> _What the task asks_
Reproduce the lines below verbatim, starting at the line containing "Enumerate the UI" and ending at the line containing "- series-1-data-point-marker: [321, 383, 335, 397]", and leave the pictures out of your answer.

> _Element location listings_

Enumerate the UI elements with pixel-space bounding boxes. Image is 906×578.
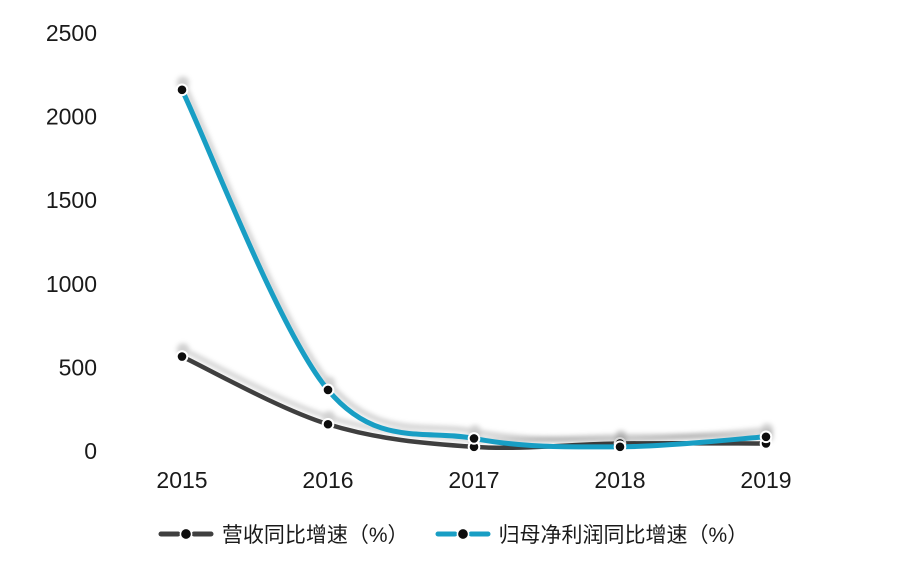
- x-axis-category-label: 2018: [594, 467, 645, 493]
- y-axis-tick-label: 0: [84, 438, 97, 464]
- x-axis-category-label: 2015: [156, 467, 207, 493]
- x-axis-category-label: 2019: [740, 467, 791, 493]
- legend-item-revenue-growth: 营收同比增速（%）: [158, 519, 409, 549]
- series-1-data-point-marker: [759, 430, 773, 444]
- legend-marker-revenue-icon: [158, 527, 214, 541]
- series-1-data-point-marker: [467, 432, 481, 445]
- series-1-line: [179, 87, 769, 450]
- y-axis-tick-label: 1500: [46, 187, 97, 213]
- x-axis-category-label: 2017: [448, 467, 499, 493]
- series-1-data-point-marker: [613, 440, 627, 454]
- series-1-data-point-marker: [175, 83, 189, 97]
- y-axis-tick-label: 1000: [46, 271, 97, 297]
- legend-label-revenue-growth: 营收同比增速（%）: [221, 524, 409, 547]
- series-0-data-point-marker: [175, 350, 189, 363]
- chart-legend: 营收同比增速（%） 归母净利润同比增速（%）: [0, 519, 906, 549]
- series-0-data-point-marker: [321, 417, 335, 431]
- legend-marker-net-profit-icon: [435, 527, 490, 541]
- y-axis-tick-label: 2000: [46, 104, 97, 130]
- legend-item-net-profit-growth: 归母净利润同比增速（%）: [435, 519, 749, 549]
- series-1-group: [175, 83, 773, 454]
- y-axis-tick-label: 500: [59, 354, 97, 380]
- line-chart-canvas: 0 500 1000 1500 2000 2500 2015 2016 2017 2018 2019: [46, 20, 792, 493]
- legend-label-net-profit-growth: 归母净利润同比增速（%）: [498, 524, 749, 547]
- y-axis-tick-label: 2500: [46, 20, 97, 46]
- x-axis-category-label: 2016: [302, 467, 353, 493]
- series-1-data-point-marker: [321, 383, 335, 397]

---

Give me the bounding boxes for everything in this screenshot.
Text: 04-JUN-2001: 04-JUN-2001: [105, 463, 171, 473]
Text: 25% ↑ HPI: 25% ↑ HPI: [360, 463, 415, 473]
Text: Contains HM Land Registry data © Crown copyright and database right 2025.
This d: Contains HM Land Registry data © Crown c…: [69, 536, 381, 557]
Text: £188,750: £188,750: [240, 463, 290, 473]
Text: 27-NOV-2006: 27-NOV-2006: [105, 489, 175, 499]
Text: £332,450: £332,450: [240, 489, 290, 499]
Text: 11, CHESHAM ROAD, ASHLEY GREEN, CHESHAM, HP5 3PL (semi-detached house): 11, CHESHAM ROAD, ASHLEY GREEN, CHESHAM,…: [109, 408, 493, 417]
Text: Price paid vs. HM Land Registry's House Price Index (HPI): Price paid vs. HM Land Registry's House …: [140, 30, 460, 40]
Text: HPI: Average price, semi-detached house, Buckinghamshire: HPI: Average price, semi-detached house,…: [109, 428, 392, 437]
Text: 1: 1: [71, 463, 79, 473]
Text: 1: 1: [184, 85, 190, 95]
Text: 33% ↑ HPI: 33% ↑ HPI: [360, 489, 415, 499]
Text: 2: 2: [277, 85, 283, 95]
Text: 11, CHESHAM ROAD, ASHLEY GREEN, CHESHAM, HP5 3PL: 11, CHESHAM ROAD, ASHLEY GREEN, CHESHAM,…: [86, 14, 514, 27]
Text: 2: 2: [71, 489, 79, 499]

> _Solved problem_
Enumerate the UI elements with pixel-space bounding boxes. Image is 906×578.
- x-axis-category-label: 2018: [594, 467, 645, 493]
- y-axis-tick-label: 0: [84, 438, 97, 464]
- x-axis-category-label: 2015: [156, 467, 207, 493]
- x-axis-category-label: 2019: [740, 467, 791, 493]
- legend-item-revenue-growth: 营收同比增速（%）: [158, 519, 409, 549]
- series-1-data-point-marker: [759, 430, 773, 444]
- legend-marker-revenue-icon: [158, 527, 214, 541]
- series-1-data-point-marker: [467, 432, 481, 445]
- series-1-line: [179, 87, 769, 450]
- y-axis-tick-label: 1500: [46, 187, 97, 213]
- x-axis-category-label: 2017: [448, 467, 499, 493]
- series-1-data-point-marker: [613, 440, 627, 454]
- series-1-data-point-marker: [175, 83, 189, 97]
- y-axis-tick-label: 1000: [46, 271, 97, 297]
- legend-label-revenue-growth: 营收同比增速（%）: [221, 524, 409, 547]
- series-0-data-point-marker: [175, 350, 189, 363]
- chart-legend: 营收同比增速（%） 归母净利润同比增速（%）: [0, 519, 906, 549]
- series-0-data-point-marker: [321, 417, 335, 431]
- legend-marker-net-profit-icon: [435, 527, 490, 541]
- y-axis-tick-label: 2000: [46, 104, 97, 130]
- legend-item-net-profit-growth: 归母净利润同比增速（%）: [435, 519, 749, 549]
- series-1-group: [175, 83, 773, 454]
- y-axis-tick-label: 500: [59, 354, 97, 380]
- line-chart-canvas: 0 500 1000 1500 2000 2500 2015 2016 2017 2018 2019: [46, 20, 792, 493]
- legend-label-net-profit-growth: 归母净利润同比增速（%）: [498, 524, 749, 547]
- y-axis-tick-label: 2500: [46, 20, 97, 46]
- x-axis-category-label: 2016: [302, 467, 353, 493]
- series-1-data-point-marker: [321, 383, 335, 397]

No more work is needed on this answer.